Problem details: Check each line of the records below for the word "Logrank" and copy those where it appears.

Material for this exercise:

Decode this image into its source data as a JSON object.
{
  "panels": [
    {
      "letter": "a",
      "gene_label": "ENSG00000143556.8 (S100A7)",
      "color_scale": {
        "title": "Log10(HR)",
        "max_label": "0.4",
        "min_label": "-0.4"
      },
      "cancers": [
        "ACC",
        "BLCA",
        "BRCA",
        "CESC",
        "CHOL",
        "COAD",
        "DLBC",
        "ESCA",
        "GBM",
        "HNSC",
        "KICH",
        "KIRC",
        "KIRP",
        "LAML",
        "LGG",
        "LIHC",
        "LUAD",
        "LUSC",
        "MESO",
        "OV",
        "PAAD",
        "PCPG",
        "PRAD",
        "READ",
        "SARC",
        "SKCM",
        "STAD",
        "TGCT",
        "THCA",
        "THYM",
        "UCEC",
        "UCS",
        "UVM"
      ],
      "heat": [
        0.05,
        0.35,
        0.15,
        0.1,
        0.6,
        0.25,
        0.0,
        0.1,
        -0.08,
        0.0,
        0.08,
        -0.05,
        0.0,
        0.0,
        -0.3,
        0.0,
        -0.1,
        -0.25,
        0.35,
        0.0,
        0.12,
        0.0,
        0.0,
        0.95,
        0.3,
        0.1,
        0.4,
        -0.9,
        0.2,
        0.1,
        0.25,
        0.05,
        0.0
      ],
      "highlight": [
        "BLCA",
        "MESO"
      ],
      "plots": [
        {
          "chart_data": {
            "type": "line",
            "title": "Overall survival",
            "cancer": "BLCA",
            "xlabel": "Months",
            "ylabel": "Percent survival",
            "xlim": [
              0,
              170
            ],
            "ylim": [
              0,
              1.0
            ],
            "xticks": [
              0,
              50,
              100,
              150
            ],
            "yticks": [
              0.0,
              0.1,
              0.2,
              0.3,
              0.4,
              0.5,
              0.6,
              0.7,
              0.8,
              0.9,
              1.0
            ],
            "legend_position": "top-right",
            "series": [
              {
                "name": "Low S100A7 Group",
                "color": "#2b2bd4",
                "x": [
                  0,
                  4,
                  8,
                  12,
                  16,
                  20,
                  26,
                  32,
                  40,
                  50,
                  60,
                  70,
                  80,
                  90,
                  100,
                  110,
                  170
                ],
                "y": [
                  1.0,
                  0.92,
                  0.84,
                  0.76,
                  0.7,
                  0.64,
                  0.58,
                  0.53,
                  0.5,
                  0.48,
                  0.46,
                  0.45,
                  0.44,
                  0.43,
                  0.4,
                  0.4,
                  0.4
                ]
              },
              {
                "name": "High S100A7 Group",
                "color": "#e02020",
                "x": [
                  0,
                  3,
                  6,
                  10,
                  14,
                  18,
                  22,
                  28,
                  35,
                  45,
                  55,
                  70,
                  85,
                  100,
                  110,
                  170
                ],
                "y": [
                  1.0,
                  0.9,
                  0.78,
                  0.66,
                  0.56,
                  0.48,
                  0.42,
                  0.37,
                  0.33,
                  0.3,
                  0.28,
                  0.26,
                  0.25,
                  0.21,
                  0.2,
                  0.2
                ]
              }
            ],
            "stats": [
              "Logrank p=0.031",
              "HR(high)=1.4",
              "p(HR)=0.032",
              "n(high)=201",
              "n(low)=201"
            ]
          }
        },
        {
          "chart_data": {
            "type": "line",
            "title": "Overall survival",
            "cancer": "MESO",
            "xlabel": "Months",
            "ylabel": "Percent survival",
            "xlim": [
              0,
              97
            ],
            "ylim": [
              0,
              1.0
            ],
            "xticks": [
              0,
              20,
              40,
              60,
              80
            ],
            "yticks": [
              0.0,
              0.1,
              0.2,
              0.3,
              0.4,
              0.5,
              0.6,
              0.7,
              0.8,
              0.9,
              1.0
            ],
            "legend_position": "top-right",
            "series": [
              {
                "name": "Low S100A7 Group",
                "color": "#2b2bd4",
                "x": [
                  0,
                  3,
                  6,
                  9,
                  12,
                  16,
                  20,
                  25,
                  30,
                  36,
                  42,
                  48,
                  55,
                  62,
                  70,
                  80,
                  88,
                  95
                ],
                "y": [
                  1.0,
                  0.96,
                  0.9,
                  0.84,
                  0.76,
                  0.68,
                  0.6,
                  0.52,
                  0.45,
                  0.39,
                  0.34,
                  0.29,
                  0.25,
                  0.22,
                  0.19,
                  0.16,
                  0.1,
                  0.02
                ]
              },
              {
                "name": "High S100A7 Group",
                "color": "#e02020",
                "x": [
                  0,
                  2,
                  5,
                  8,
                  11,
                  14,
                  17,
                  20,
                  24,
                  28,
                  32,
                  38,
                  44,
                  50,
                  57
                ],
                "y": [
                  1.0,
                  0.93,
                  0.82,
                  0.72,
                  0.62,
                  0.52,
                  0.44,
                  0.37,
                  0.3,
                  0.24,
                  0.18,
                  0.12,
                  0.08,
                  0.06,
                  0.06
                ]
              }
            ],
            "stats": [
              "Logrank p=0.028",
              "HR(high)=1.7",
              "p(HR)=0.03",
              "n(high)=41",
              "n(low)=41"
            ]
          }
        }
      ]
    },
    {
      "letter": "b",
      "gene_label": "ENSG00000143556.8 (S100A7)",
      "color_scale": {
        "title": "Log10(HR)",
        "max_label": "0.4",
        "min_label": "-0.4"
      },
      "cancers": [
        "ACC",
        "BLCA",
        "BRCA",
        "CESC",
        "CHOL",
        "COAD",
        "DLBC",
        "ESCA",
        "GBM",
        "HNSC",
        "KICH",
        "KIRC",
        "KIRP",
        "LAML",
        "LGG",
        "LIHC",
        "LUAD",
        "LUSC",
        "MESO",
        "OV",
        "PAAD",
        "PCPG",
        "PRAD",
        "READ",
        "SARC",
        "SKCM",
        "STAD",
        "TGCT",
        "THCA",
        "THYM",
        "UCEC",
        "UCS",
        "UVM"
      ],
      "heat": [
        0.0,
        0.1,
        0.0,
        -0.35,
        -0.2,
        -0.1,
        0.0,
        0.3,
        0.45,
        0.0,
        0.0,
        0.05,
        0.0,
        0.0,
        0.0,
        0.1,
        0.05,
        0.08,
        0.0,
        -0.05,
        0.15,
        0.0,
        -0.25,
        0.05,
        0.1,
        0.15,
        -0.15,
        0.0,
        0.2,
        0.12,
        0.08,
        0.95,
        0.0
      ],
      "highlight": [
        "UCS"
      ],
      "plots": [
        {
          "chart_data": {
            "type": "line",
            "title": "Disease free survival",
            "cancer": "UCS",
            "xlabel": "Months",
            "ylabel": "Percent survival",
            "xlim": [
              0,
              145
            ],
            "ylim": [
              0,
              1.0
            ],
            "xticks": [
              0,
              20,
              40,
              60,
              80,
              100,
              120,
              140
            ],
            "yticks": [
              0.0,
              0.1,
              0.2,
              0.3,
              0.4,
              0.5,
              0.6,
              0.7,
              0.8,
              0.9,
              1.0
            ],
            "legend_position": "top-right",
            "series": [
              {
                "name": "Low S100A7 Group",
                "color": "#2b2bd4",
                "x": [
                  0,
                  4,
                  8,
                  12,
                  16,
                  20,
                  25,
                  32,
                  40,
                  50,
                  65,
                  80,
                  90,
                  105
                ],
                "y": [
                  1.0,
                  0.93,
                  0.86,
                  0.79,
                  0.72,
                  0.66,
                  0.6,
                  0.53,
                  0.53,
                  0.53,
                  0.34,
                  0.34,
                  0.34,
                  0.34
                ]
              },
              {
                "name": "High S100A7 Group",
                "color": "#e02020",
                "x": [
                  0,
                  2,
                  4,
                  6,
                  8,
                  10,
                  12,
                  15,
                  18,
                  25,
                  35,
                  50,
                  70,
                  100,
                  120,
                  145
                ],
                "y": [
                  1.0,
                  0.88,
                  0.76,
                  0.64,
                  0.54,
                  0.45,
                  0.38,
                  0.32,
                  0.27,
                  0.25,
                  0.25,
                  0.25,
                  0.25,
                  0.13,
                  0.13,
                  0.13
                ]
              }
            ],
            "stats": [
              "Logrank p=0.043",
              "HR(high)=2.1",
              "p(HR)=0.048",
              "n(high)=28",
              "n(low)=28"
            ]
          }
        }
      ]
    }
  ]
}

Task response:
              "Logrank p=0.031",
              "Logrank p=0.028",
              "Logrank p=0.043",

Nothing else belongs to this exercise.